• _Task requirements_
Search the material and gather each line with "fejlmargin" in it.

(Records excerpted from a collection)

::::::

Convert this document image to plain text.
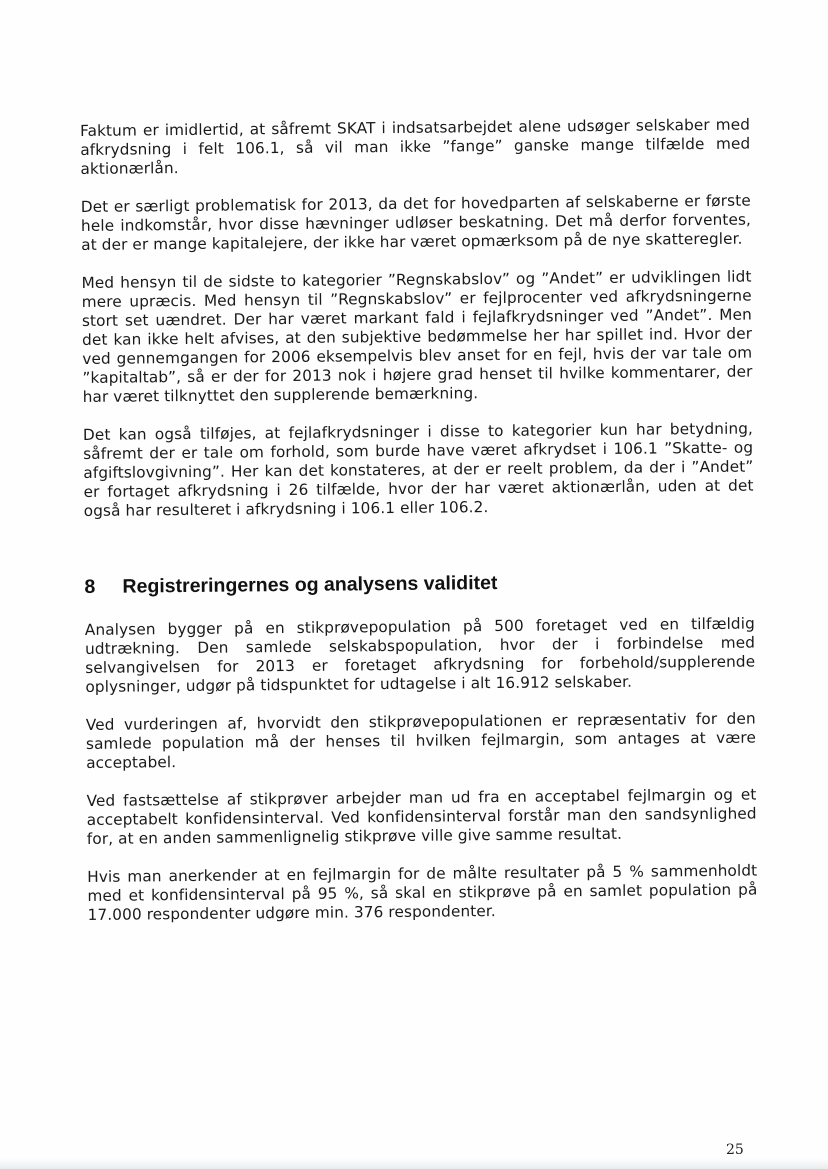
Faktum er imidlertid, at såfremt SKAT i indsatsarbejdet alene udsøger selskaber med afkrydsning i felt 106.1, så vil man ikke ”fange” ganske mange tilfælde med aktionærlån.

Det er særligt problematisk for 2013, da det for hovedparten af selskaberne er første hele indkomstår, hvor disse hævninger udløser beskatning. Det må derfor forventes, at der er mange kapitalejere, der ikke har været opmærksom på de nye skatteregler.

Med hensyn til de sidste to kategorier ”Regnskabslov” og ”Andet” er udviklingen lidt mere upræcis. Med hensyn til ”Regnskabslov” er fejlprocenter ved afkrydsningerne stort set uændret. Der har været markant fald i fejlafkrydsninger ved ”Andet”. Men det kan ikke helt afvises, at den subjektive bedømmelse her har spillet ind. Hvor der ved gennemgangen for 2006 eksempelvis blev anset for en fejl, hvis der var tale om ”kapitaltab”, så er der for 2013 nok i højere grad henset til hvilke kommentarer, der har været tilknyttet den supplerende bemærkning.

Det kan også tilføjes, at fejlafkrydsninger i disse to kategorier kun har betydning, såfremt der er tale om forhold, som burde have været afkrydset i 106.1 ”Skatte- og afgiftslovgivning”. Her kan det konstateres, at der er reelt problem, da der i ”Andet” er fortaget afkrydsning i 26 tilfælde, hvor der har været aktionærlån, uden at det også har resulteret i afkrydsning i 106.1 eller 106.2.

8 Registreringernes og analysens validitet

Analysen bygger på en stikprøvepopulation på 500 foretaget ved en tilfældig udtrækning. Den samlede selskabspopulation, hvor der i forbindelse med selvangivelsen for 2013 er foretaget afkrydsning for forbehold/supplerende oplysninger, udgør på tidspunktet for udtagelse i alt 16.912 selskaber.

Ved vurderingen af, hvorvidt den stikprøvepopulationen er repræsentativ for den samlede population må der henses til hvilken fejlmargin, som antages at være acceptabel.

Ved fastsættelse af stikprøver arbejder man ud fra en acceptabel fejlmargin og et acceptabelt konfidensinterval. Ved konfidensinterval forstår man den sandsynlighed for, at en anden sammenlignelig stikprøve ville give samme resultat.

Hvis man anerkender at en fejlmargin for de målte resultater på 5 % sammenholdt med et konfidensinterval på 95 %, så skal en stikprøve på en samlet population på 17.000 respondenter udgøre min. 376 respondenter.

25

::::::

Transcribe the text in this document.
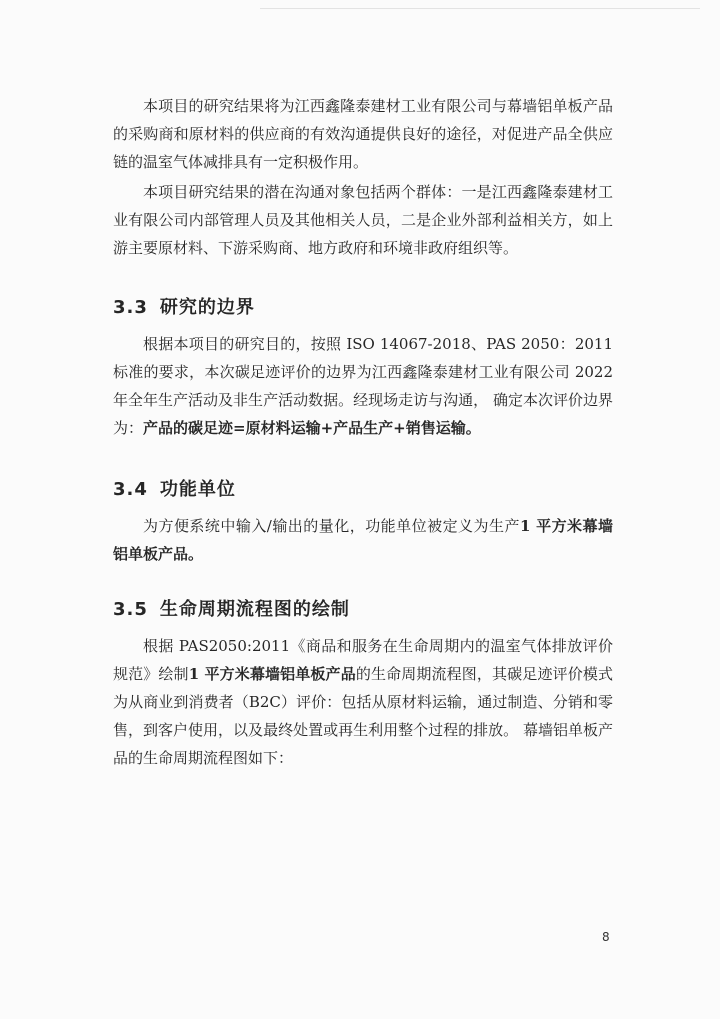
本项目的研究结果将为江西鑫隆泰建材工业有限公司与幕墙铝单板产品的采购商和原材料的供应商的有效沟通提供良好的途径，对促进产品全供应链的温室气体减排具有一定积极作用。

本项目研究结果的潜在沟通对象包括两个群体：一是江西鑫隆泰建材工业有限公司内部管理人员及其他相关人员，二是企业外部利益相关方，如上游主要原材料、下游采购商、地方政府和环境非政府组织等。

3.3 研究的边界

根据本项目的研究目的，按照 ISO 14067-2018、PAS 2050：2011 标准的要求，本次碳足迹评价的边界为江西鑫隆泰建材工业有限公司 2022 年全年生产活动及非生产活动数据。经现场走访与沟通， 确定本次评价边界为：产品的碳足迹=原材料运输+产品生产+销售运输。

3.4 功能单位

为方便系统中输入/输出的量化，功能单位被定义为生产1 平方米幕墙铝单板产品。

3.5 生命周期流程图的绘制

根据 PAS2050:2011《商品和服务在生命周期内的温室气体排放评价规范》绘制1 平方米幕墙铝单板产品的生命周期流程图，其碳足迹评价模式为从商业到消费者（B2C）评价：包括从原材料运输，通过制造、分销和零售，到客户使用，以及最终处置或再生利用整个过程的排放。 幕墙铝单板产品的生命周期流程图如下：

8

::::::

• _Exercise result_
Ved vurderingen af, hvorvidt den stikprøvepopulationen er repræsentativ for den samlede population må der henses til hvilken fejlmargin, som antages at være acceptabel.
Ved fastsættelse af stikprøver arbejder man ud fra en acceptabel fejlmargin og et acceptabelt konfidensinterval. Ved konfidensinterval forstår man den sandsynlighed for, at en anden sammenlignelig stikprøve ville give samme resultat.
Hvis man anerkender at en fejlmargin for de målte resultater på 5 % sammenholdt med et konfidensinterval på 95 %, så skal en stikprøve på en samlet population på 17.000 respondenter udgøre min. 376 respondenter.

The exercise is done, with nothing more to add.